本文
2013 Fiscal Year Research-status Report
胆汁耐性ヘリコバクター胆道感染の診断・治療システムの構築と胆道発癌予防法の確立
Project/Area Number |
25462112
|
Research Institution | Shimane University |
Principal Investigator |
田島 義証 島根大学, 医学部, 教授 (20264228)
|
Co-Investigator(Kenkyū-buntansha) |
浦野 健 島根大学, 医学部, 教授 (70293701)
西 健 島根大学, 医学部, 研究員 (80538893)
|
Project Period (FY) |
2013-04-01 – 2016-03-31
|
Keywords | 胆汁耐性ヘリコバクター属菌 / 胆道発癌 / ビリス菌 / ヘパティクス菌 / モノクローナル抗体 |
Research Abstract |
胆道癌は代表的な消化器癌のひとつであり、わが国における死亡者数は増加の一途をたどっている。積極的な外科切除や放射線化学療法による集学的治療が試みられているものの治療成績は悪く、極めて予後不良の疾患である。従って、これまでにない有効な治療戦略が求められている。 近年、胆汁中でも生育可能な胆汁耐性ヘリコバクター属菌感染と胆道発癌との関連が注目されている。今回の研究では、胆汁耐性ヘリコバクター属菌であるビリス菌およびヘパティクス菌に対する特異的な新規モノクローナル抗体を作成する。同時に、胆汁耐性ヘリコバクター属菌の胆道上皮細胞に対する病原性ならびに病原性の発現機序を in vitro と in vivo の両面から解析し、胆道発癌との関連性を解明する。さらに除菌療法とその効果を検討し、胆汁耐性ヘリコバクター属菌をターゲットとした胆道癌の発癌予防法の開発を目指す。 平成25年度の研究実績: 臨床症例において胆汁耐性ヘリコバクター属菌感染の簡便な検出方法を確立するために、ホルマリン固定後のビリス菌およびヘパティクス菌をマウスに免疫し、菌体に対する血中抗体価の上昇を確認した後、ビリス菌およびヘパティクス菌に対する特異的な新規モノクローナル抗体をそれぞれ1種類および2種類を作成した。実験に用いたビリス菌に関しては、全ゲノム解析を行った。また、精製した新規モノクローナル抗体を用いて、既にPCR法によりビリス菌およびヘパティクス菌感染の有無が判明している胆嚢癌5例、胆嚢結石5の切除標本に免疫組織化学染色を行い、抗体の至適濃度の確認、感度ならびに特異度を検討している。 5週齢、雌性ハムスターを用いた胆汁耐性ヘリコバクター属菌感染モデルの作製法を確立した。 尚、本研究は、本学動物実験専門委員会に実験申請を行い、許可を受けたうえで施行している。
|
Current Status of Research Progress |
Current Status of Research Progress
2: Research has progressed on the whole more than it was originally planned.

課題
本文について、次の問いに答えなさい。
(a) 研究期間はいつからいつまでか。
(b) ビリス菌とヘパティクス菌に対する新規モノクローナル抗体は、それぞれ何種類作成されたか。
(c) 胆汁耐性ヘリコバクター属菌感染モデルの作製には、どのような動物が用いられたか。

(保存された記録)
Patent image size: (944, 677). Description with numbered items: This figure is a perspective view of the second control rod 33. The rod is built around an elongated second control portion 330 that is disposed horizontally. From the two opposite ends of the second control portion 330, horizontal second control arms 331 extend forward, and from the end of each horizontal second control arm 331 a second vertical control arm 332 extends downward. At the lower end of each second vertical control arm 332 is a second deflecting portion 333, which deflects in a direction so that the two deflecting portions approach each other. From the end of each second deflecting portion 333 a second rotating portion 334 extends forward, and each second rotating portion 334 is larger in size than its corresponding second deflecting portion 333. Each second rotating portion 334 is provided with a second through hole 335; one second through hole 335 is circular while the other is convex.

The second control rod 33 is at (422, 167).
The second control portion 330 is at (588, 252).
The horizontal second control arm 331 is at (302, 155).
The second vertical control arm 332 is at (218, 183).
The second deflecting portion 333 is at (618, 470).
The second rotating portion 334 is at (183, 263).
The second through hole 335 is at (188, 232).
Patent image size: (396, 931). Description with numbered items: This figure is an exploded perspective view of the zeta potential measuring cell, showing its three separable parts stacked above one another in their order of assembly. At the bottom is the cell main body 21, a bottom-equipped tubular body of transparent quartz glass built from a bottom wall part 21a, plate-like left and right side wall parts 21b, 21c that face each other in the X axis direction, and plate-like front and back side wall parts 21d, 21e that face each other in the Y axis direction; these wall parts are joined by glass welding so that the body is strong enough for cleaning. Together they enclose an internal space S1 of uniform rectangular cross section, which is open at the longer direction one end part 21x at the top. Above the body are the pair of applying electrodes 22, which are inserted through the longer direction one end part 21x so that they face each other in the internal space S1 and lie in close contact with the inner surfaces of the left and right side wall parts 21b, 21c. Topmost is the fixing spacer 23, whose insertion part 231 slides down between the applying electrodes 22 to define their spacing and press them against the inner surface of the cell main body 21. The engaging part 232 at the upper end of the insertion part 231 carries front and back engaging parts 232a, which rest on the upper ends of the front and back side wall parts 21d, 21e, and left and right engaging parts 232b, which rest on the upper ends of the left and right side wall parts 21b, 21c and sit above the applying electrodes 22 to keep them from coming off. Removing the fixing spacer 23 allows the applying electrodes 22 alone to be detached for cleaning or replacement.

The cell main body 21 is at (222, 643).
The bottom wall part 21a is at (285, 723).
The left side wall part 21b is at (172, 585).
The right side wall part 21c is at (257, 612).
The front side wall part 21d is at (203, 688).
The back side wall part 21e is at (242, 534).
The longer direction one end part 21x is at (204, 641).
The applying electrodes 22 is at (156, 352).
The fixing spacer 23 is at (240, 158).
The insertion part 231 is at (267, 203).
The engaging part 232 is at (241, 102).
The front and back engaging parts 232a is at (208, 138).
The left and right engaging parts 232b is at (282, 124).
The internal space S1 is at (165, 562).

解答
(a) 2013年4月1日から2016年3月31日まで。
(b) ビリス菌に対して1種類、ヘパティクス菌に対して2種類。
(c) 5週齢の雌性ハムスター。